::: RECORDS SUPPLIED
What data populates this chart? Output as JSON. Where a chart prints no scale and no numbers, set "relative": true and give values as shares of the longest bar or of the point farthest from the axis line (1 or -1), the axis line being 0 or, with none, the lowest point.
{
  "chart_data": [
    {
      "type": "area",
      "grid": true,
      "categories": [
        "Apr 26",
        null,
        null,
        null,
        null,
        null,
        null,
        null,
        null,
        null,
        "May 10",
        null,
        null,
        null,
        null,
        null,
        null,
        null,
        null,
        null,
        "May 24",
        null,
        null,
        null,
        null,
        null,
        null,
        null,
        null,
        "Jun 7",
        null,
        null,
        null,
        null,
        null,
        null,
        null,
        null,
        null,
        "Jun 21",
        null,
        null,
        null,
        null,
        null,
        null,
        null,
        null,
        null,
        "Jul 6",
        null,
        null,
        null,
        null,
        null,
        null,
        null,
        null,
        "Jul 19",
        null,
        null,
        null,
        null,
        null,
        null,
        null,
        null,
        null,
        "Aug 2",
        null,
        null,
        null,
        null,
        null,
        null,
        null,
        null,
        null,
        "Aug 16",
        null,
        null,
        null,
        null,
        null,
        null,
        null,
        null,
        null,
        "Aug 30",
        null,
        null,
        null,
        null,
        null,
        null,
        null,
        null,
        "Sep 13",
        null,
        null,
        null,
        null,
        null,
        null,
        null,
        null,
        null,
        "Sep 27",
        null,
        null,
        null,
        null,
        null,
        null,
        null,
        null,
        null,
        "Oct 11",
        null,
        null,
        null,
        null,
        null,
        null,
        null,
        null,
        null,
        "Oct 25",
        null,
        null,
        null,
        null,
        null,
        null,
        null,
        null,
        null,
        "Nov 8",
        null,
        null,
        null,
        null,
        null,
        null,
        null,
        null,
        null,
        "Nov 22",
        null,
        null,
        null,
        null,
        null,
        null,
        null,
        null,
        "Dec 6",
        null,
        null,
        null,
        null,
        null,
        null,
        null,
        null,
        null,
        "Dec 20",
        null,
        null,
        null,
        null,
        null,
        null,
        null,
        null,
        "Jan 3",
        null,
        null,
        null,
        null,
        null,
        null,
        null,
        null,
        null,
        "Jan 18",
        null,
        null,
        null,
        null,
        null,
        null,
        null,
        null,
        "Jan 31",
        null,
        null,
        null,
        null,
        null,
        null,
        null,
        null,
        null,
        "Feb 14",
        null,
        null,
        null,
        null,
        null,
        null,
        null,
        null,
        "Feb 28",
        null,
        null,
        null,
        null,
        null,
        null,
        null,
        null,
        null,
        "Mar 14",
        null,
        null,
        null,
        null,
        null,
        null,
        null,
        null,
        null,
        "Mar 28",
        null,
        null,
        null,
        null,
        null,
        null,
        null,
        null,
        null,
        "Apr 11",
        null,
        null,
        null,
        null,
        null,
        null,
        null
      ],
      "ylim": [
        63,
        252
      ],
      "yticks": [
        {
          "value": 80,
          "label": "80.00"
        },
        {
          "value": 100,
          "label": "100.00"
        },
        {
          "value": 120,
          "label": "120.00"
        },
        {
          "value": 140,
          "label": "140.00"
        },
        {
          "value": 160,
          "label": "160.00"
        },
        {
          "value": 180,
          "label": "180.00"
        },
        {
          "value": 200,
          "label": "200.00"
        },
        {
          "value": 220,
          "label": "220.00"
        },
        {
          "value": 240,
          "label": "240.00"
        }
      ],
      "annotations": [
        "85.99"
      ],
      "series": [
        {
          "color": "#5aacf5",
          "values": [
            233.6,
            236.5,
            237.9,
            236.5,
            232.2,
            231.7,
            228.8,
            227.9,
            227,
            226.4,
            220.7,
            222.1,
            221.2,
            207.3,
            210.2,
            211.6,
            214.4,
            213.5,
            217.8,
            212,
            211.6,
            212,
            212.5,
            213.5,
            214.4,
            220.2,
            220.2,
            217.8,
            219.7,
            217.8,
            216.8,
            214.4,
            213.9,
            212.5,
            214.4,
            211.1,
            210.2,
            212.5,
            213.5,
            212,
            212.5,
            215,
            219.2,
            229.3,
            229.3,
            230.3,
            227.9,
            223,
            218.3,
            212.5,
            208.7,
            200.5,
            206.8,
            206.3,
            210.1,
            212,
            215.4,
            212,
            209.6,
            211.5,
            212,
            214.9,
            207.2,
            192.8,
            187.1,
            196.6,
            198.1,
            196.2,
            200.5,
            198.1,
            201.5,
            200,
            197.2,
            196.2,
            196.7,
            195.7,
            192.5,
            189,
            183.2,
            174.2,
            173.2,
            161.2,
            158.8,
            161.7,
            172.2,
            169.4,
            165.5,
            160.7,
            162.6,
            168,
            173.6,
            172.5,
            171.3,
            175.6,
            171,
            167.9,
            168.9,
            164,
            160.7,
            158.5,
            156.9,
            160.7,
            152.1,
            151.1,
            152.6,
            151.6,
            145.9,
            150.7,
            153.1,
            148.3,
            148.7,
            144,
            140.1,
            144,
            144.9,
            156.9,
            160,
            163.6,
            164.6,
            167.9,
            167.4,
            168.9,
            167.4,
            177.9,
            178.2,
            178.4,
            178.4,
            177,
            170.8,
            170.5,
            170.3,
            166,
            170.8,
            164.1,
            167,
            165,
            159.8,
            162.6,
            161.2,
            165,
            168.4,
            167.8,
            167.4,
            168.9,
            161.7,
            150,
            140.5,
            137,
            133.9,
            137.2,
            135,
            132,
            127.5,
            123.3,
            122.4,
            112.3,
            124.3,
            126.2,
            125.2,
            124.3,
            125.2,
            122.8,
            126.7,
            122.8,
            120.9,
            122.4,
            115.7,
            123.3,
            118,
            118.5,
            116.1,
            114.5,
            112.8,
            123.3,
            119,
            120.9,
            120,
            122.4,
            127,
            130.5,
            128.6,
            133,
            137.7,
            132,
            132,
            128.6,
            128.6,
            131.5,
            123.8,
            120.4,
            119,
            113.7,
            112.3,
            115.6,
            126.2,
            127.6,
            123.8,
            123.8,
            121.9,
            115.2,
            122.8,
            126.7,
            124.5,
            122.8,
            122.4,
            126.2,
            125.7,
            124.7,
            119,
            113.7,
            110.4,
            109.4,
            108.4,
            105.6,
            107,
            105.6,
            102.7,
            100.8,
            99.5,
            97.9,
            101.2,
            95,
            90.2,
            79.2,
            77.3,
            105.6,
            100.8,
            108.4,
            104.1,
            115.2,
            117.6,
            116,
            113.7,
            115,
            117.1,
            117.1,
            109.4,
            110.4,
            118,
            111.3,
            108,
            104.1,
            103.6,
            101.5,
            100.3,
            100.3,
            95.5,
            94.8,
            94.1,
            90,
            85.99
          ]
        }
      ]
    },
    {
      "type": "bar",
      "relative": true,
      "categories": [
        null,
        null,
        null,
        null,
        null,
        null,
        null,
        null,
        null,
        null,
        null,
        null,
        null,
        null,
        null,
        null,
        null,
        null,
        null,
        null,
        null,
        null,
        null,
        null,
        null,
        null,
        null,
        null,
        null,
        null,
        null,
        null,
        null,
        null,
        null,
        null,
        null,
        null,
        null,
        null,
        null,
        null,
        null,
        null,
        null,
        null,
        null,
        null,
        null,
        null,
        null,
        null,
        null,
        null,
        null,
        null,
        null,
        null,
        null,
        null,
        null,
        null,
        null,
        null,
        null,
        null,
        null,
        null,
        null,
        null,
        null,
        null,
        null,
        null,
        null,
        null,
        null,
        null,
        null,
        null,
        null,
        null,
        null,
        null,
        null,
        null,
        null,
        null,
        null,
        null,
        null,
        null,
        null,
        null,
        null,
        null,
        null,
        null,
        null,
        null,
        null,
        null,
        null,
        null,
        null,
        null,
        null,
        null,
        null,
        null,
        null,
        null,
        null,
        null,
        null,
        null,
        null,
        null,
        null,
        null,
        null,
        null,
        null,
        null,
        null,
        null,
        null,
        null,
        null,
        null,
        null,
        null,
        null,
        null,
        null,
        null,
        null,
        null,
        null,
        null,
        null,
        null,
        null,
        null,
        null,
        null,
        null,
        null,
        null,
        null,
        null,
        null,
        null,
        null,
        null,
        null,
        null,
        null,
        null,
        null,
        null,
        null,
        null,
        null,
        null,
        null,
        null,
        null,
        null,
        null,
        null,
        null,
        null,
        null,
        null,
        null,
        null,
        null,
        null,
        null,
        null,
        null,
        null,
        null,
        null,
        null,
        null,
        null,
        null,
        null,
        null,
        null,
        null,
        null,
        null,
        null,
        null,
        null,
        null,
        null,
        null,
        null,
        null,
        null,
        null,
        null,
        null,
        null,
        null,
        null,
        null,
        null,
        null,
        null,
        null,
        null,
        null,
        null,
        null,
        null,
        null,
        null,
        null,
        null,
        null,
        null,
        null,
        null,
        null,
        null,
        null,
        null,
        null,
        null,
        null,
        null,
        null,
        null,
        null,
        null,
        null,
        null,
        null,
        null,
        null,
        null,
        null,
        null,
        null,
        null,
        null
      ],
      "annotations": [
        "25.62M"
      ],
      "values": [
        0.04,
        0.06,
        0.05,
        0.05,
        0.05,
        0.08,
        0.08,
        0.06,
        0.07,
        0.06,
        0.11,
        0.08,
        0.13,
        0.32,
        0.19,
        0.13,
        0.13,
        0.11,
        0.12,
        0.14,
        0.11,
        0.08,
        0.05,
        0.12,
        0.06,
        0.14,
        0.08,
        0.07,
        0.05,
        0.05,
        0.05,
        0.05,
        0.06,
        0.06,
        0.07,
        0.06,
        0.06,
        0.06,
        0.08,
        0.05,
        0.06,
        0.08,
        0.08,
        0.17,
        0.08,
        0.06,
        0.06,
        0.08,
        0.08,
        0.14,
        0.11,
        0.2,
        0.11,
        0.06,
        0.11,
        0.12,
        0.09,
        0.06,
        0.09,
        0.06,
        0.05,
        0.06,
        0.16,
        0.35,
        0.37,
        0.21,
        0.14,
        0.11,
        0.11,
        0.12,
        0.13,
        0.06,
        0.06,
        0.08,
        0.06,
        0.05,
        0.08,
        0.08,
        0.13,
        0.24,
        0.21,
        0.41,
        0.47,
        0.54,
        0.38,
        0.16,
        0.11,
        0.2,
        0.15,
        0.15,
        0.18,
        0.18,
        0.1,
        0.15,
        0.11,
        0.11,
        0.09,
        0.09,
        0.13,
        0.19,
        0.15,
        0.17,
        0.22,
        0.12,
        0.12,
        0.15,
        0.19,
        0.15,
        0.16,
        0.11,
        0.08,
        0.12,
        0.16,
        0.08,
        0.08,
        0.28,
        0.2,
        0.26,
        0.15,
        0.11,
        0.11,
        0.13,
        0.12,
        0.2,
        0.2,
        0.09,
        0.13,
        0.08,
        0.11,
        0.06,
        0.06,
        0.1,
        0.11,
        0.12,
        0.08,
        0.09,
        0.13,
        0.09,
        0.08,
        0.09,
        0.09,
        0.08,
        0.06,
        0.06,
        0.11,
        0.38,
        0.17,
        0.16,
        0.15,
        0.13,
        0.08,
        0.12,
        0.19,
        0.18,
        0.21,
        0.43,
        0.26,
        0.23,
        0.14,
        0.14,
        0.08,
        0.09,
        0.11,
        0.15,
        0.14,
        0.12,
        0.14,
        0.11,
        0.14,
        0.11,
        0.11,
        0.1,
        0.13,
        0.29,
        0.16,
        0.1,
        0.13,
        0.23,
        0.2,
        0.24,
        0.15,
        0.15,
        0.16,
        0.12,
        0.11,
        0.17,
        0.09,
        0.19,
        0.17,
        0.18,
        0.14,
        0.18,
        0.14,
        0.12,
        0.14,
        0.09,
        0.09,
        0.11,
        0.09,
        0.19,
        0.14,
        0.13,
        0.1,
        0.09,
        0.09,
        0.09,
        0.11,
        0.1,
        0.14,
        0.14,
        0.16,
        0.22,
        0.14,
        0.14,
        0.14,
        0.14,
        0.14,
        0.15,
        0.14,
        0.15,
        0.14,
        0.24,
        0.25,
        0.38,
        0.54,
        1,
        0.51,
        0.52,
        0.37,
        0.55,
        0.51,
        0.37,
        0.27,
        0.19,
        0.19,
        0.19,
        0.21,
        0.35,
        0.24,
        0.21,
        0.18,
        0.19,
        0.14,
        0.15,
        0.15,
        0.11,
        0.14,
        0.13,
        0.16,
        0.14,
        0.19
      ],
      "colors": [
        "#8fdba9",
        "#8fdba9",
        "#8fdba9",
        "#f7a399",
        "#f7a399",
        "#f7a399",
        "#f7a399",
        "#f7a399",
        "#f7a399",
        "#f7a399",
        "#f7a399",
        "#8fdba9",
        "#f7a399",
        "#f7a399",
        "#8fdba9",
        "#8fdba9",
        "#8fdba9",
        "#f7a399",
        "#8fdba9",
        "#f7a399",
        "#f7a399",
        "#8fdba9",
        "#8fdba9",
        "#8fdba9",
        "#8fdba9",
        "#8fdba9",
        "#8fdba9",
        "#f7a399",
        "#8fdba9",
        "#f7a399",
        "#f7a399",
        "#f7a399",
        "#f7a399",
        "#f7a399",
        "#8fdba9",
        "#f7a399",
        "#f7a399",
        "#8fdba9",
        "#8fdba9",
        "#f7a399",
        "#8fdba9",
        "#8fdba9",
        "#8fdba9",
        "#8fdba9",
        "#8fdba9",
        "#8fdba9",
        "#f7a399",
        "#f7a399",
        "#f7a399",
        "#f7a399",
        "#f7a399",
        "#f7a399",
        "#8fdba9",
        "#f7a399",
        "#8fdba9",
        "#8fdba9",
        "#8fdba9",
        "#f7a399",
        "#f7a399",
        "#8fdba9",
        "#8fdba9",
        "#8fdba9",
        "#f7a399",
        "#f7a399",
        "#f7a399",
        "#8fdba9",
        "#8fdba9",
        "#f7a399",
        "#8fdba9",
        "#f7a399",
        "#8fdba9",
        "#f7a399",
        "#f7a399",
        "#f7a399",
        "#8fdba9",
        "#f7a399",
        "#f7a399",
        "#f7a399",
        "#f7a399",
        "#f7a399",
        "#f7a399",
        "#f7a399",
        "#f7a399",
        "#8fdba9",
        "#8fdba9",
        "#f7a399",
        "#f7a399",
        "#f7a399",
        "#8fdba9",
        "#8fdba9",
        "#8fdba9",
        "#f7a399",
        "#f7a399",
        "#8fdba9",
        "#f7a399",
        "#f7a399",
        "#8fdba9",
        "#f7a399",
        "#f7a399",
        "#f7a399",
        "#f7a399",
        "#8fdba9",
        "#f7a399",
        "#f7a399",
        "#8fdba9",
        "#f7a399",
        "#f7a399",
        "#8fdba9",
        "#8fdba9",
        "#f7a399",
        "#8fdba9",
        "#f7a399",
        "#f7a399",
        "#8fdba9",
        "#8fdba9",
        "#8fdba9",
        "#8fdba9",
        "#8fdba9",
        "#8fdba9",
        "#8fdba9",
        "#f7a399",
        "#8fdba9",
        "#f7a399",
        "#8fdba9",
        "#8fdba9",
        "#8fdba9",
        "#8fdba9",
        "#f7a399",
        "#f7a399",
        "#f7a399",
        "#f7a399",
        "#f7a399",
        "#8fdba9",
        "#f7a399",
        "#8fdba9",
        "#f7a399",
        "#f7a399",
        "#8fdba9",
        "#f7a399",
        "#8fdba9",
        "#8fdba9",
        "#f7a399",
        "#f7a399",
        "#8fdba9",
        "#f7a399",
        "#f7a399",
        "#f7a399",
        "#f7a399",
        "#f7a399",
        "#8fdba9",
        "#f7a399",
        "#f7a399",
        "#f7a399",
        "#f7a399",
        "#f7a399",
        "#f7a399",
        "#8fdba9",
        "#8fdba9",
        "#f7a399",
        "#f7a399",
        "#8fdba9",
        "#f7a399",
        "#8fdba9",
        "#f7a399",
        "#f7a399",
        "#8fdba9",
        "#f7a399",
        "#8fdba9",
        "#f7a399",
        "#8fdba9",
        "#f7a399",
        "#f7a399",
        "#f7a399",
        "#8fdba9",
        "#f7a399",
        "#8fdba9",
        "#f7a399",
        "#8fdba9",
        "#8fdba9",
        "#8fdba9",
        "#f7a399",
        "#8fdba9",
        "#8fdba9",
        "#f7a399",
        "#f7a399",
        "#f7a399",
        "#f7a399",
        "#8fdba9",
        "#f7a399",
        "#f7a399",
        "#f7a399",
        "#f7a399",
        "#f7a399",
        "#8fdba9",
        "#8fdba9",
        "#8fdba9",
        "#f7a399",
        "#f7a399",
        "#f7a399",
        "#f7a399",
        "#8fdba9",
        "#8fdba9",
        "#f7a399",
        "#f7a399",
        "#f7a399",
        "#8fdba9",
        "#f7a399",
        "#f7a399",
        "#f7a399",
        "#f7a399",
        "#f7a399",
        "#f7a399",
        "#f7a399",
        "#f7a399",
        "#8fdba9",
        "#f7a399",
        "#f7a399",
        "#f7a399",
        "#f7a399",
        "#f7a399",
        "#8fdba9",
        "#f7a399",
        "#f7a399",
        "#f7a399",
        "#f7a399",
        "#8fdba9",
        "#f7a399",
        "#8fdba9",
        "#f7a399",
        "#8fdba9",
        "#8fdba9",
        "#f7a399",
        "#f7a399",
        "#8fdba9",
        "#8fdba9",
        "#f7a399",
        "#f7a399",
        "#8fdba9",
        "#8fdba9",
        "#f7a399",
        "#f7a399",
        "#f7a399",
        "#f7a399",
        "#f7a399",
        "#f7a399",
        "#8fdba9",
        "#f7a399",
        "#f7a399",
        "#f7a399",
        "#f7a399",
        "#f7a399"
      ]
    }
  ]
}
::::::
* EXERCISE INSTRUCTIONS
Using the listing above, work out how many of its lines include "relative", and give only the result.

* THE SOLUTION
2